Saved entries

========================================================================

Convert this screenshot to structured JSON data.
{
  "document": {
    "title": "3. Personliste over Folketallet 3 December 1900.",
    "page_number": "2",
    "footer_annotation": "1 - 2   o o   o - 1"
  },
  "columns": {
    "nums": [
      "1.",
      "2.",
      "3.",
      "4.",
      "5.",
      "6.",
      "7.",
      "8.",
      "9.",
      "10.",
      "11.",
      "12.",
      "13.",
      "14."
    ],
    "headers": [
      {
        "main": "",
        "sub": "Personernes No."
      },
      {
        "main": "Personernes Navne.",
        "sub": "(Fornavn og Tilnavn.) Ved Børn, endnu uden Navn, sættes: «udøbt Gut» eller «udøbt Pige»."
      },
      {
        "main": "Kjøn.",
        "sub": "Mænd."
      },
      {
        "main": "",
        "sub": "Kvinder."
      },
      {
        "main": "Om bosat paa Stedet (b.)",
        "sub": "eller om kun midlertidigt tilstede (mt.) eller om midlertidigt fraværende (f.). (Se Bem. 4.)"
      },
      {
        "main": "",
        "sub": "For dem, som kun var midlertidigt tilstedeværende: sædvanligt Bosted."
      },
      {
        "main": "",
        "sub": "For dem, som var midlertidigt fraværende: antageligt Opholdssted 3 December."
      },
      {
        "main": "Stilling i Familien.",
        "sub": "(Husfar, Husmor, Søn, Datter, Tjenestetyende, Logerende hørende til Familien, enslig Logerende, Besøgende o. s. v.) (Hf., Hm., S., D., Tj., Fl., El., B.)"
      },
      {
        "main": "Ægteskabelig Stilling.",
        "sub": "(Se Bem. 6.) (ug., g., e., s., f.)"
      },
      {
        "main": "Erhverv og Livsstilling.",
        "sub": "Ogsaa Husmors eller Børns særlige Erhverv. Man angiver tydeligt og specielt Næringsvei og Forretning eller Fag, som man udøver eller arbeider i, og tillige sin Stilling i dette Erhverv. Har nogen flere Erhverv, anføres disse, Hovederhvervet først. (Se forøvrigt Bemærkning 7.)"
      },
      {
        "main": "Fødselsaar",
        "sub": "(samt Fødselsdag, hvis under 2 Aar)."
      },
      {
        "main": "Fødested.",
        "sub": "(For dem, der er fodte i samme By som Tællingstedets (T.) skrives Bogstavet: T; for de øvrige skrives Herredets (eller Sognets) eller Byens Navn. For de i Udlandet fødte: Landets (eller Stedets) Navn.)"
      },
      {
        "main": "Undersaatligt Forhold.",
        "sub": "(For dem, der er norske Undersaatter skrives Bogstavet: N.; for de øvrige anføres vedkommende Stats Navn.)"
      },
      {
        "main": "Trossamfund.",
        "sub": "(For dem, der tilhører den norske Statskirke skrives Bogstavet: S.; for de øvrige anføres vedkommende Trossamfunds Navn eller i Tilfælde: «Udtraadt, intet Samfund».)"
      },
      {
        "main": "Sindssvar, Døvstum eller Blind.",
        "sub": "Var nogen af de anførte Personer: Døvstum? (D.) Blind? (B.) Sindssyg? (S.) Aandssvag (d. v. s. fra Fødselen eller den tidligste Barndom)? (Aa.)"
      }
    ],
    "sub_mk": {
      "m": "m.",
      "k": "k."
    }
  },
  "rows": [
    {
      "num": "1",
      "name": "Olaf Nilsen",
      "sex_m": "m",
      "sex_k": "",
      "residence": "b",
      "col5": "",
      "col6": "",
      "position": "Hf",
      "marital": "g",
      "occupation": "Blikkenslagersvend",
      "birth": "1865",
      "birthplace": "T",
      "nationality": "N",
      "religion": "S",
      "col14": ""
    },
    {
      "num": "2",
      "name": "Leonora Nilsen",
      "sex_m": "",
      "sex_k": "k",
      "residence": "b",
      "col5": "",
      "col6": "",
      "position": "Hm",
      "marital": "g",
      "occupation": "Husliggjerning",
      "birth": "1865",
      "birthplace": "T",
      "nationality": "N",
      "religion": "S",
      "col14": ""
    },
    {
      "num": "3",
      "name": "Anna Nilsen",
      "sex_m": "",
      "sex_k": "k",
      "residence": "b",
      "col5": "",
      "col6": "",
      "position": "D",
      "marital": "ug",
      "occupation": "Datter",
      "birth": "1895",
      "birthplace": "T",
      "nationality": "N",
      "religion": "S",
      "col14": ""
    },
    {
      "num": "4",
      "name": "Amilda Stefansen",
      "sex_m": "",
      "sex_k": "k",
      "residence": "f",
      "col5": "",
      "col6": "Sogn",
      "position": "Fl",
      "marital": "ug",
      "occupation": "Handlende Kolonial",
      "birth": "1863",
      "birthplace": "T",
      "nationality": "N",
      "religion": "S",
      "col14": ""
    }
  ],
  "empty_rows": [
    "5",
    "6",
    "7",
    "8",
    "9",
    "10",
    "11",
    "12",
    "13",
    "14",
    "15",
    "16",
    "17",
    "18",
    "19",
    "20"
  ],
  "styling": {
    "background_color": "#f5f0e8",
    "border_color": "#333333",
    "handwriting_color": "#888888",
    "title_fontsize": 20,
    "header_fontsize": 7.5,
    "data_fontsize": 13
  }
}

========================================================================

== Required task ==
Output the records verbatim, from the first line to the last.

== Complete answer ==
Convert this screenshot to structured JSON data.
{
  "document": {
    "title": "3. Personliste over Folketallet 3 December 1900.",
    "page_number": "2",
    "footer_annotation": "1 - 2   o o   o - 1"
  },
  "columns": {
    "nums": [
      "1.",
      "2.",
      "3.",
      "4.",
      "5.",
      "6.",
      "7.",
      "8.",
      "9.",
      "10.",
      "11.",
      "12.",
      "13.",
      "14."
    ],
    "headers": [
      {
        "main": "",
        "sub": "Personernes No."
      },
      {
        "main": "Personernes Navne.",
        "sub": "(Fornavn og Tilnavn.) Ved Børn, endnu uden Navn, sættes: «udøbt Gut» eller «udøbt Pige»."
      },
      {
        "main": "Kjøn.",
        "sub": "Mænd."
      },
      {
        "main": "",
        "sub": "Kvinder."
      },
      {
        "main": "Om bosat paa Stedet (b.)",
        "sub": "eller om kun midlertidigt tilstede (mt.) eller om midlertidigt fraværende (f.). (Se Bem. 4.)"
      },
      {
        "main": "",
        "sub": "For dem, som kun var midlertidigt tilstedeværende: sædvanligt Bosted."
      },
      {
        "main": "",
        "sub": "For dem, som var midlertidigt fraværende: antageligt Opholdssted 3 December."
      },
      {
        "main": "Stilling i Familien.",
        "sub": "(Husfar, Husmor, Søn, Datter, Tjenestetyende, Logerende hørende til Familien, enslig Logerende, Besøgende o. s. v.) (Hf., Hm., S., D., Tj., Fl., El., B.)"
      },
      {
        "main": "Ægteskabelig Stilling.",
        "sub": "(Se Bem. 6.) (ug., g., e., s., f.)"
      },
      {
        "main": "Erhverv og Livsstilling.",
        "sub": "Ogsaa Husmors eller Børns særlige Erhverv. Man angiver tydeligt og specielt Næringsvei og Forretning eller Fag, som man udøver eller arbeider i, og tillige sin Stilling i dette Erhverv. Har nogen flere Erhverv, anføres disse, Hovederhvervet først. (Se forøvrigt Bemærkning 7.)"
      },
      {
        "main": "Fødselsaar",
        "sub": "(samt Fødselsdag, hvis under 2 Aar)."
      },
      {
        "main": "Fødested.",
        "sub": "(For dem, der er fodte i samme By som Tællingstedets (T.) skrives Bogstavet: T; for de øvrige skrives Herredets (eller Sognets) eller Byens Navn. For de i Udlandet fødte: Landets (eller Stedets) Navn.)"
      },
      {
        "main": "Undersaatligt Forhold.",
        "sub": "(For dem, der er norske Undersaatter skrives Bogstavet: N.; for de øvrige anføres vedkommende Stats Navn.)"
      },
      {
        "main": "Trossamfund.",
        "sub": "(For dem, der tilhører den norske Statskirke skrives Bogstavet: S.; for de øvrige anføres vedkommende Trossamfunds Navn eller i Tilfælde: «Udtraadt, intet Samfund».)"
      },
      {
        "main": "Sindssvar, Døvstum eller Blind.",
        "sub": "Var nogen af de anførte Personer: Døvstum? (D.) Blind? (B.) Sindssyg? (S.) Aandssvag (d. v. s. fra Fødselen eller den tidligste Barndom)? (Aa.)"
      }
    ],
    "sub_mk": {
      "m": "m.",
      "k": "k."
    }
  },
  "rows": [
    {
      "num": "1",
      "name": "Olaf Nilsen",
      "sex_m": "m",
      "sex_k": "",
      "residence": "b",
      "col5": "",
      "col6": "",
      "position": "Hf",
      "marital": "g",
      "occupation": "Blikkenslagersvend",
      "birth": "1865",
      "birthplace": "T",
      "nationality": "N",
      "religion": "S",
      "col14": ""
    },
    {
      "num": "2",
      "name": "Leonora Nilsen",
      "sex_m": "",
      "sex_k": "k",
      "residence": "b",
      "col5": "",
      "col6": "",
      "position": "Hm",
      "marital": "g",
      "occupation": "Husliggjerning",
      "birth": "1865",
      "birthplace": "T",
      "nationality": "N",
      "religion": "S",
      "col14": ""
    },
    {
      "num": "3",
      "name": "Anna Nilsen",
      "sex_m": "",
      "sex_k": "k",
      "residence": "b",
      "col5": "",
      "col6": "",
      "position": "D",
      "marital": "ug",
      "occupation": "Datter",
      "birth": "1895",
      "birthplace": "T",
      "nationality": "N",
      "religion": "S",
      "col14": ""
    },
    {
      "num": "4",
      "name": "Amilda Stefansen",
      "sex_m": "",
      "sex_k": "k",
      "residence": "f",
      "col5": "",
      "col6": "Sogn",
      "position": "Fl",
      "marital": "ug",
      "occupation": "Handlende Kolonial",
      "birth": "1863",
      "birthplace": "T",
      "nationality": "N",
      "religion": "S",
      "col14": ""
    }
  ],
  "empty_rows": [
    "5",
    "6",
    "7",
    "8",
    "9",
    "10",
    "11",
    "12",
    "13",
    "14",
    "15",
    "16",
    "17",
    "18",
    "19",
    "20"
  ],
  "styling": {
    "background_color": "#f5f0e8",
    "border_color": "#333333",
    "handwriting_color": "#888888",
    "title_fontsize": 20,
    "header_fontsize": 7.5,
    "data_fontsize": 13
  }
}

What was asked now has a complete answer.